start INFORMATION SUPPLIED

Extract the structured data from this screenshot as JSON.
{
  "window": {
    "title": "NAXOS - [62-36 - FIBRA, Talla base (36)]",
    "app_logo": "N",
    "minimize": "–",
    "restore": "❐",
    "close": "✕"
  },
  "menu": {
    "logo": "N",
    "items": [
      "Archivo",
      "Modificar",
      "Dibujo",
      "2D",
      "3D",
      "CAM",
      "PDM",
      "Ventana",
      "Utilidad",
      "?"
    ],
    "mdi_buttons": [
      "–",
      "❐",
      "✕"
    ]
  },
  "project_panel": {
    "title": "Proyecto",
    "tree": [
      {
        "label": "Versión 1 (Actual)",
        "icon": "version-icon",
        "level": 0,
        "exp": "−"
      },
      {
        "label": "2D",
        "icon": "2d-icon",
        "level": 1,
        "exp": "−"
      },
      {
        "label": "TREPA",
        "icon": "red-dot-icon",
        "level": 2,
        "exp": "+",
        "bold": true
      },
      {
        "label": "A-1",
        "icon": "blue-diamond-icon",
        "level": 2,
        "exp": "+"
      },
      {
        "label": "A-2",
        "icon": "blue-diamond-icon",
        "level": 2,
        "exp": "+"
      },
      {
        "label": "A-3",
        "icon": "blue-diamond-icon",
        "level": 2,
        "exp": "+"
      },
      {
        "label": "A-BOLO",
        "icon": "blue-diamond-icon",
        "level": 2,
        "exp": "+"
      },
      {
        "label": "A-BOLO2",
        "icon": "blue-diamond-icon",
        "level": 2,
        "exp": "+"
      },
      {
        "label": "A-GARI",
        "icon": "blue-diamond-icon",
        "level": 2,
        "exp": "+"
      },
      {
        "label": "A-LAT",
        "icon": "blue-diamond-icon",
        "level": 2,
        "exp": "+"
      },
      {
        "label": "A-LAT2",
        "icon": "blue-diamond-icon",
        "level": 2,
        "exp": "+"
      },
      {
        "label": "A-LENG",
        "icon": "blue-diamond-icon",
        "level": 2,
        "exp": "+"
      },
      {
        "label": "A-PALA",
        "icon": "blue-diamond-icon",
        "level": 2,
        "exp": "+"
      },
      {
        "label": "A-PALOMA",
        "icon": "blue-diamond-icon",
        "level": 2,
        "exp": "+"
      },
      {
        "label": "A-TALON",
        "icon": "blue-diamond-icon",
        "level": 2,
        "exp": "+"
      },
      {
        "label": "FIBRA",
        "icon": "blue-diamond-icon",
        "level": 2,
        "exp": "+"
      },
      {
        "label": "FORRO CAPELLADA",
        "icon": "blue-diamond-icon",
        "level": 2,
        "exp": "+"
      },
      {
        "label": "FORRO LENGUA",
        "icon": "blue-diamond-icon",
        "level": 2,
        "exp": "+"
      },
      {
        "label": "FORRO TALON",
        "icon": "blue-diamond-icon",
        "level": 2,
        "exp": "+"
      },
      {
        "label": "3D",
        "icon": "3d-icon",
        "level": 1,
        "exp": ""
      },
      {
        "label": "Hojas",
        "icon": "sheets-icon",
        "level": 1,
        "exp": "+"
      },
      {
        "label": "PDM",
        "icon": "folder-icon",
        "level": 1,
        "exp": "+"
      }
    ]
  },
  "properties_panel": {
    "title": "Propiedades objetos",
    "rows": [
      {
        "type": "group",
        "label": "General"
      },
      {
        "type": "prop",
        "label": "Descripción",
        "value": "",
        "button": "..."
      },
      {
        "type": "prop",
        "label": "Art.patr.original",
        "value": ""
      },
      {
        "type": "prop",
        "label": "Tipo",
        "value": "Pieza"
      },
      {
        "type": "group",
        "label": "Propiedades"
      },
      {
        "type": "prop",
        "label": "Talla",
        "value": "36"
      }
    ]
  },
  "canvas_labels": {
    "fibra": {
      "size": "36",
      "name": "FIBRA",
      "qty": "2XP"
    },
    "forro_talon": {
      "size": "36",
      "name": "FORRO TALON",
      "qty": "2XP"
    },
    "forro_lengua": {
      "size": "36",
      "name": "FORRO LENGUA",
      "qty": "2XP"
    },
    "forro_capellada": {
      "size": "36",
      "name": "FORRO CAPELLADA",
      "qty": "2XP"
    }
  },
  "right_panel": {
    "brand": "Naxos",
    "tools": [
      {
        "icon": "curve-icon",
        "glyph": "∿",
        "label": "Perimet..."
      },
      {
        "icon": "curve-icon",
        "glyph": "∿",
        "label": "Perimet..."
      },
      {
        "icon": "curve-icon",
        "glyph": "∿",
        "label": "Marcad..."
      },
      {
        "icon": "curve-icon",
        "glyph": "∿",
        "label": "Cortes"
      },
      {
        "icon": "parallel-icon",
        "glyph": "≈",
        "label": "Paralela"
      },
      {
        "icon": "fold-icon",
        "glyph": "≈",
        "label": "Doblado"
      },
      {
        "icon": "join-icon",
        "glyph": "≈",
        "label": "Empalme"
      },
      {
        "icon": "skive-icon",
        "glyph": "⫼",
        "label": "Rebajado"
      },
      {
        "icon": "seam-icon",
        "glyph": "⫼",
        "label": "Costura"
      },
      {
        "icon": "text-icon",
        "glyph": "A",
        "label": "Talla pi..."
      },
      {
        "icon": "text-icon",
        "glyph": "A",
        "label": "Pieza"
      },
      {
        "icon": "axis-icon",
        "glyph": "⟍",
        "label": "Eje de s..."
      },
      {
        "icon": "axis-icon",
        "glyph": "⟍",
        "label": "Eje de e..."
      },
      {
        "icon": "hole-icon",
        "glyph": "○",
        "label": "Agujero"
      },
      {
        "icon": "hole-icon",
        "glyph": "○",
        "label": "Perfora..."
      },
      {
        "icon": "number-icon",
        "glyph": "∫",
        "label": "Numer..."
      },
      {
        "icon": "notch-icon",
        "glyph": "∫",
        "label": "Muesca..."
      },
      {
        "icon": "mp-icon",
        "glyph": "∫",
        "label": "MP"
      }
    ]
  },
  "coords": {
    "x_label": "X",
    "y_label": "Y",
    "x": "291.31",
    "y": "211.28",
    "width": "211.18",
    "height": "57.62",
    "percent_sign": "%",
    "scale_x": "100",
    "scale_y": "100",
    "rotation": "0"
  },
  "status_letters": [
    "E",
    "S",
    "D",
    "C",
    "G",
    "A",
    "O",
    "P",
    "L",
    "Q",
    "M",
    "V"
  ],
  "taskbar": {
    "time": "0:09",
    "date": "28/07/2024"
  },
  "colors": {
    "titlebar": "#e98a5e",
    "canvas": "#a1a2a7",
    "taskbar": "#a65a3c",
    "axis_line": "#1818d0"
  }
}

end INFORMATION SUPPLIED
start INFORMATION SUPPLIED

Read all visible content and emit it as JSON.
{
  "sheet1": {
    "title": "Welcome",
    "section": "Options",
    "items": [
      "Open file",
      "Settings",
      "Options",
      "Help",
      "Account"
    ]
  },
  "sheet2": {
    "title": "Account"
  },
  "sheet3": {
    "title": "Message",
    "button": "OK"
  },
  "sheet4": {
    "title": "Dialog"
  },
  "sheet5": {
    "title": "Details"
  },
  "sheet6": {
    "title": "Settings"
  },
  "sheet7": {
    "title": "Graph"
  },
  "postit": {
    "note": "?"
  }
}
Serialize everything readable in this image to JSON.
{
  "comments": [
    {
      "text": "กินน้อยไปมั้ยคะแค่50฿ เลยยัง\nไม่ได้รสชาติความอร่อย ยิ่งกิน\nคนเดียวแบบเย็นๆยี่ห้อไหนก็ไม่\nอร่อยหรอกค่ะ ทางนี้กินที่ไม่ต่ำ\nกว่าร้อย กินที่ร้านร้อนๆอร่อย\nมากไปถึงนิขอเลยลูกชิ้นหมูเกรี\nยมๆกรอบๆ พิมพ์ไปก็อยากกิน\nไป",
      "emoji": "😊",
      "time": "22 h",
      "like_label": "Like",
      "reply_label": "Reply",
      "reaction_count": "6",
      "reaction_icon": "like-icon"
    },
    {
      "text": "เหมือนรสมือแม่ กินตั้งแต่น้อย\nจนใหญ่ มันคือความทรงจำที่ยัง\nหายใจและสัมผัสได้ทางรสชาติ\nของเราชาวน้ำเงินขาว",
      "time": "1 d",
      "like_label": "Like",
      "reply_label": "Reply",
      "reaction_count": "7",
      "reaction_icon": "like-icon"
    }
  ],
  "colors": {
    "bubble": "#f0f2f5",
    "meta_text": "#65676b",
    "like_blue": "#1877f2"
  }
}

end INFORMATION SUPPLIED
start INFORMATION SUPPLIED

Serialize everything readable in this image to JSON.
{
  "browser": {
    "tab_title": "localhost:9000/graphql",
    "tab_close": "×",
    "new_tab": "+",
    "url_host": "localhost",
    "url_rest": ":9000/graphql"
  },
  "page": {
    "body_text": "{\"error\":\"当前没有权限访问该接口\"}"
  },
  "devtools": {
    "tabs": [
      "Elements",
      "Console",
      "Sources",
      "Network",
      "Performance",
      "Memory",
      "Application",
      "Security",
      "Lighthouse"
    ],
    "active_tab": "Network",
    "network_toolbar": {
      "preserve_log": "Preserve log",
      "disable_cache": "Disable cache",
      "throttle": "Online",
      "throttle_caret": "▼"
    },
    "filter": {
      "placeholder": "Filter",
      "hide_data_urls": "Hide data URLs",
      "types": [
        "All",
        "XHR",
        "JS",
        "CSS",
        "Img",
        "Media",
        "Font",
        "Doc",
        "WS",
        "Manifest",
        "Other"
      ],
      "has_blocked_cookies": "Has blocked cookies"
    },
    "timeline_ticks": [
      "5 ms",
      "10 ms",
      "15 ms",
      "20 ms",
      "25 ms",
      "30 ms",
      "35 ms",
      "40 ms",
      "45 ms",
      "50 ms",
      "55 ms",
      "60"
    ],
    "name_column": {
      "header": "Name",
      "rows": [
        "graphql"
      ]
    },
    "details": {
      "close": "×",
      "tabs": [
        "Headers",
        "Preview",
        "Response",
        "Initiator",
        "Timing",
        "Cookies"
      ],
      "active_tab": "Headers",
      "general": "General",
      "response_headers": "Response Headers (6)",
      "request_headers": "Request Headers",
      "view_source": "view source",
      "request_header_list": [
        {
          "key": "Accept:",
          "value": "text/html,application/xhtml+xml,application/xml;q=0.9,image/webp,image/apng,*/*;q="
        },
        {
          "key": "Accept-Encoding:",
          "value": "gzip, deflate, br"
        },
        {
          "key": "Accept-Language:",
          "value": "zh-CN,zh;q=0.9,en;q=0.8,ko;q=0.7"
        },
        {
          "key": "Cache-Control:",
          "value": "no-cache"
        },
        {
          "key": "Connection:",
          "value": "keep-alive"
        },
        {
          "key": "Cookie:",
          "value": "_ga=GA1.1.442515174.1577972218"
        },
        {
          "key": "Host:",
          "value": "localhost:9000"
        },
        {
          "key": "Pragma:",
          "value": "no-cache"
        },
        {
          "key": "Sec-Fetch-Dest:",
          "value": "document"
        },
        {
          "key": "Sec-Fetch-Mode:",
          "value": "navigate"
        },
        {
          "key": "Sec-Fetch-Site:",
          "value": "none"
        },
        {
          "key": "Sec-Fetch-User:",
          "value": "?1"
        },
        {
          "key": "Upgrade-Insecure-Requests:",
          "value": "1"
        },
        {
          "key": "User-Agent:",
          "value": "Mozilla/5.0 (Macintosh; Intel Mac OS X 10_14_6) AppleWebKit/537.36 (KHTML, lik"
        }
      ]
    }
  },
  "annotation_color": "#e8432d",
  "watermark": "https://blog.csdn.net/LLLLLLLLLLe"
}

end INFORMATION SUPPLIED

◆ **TASK DIRECTIONS**
Pull out every line above that holds the word "Propiedades".

◆ **TASK RESPONSE**
    "title": "Propiedades objetos",
        "label": "Propiedades"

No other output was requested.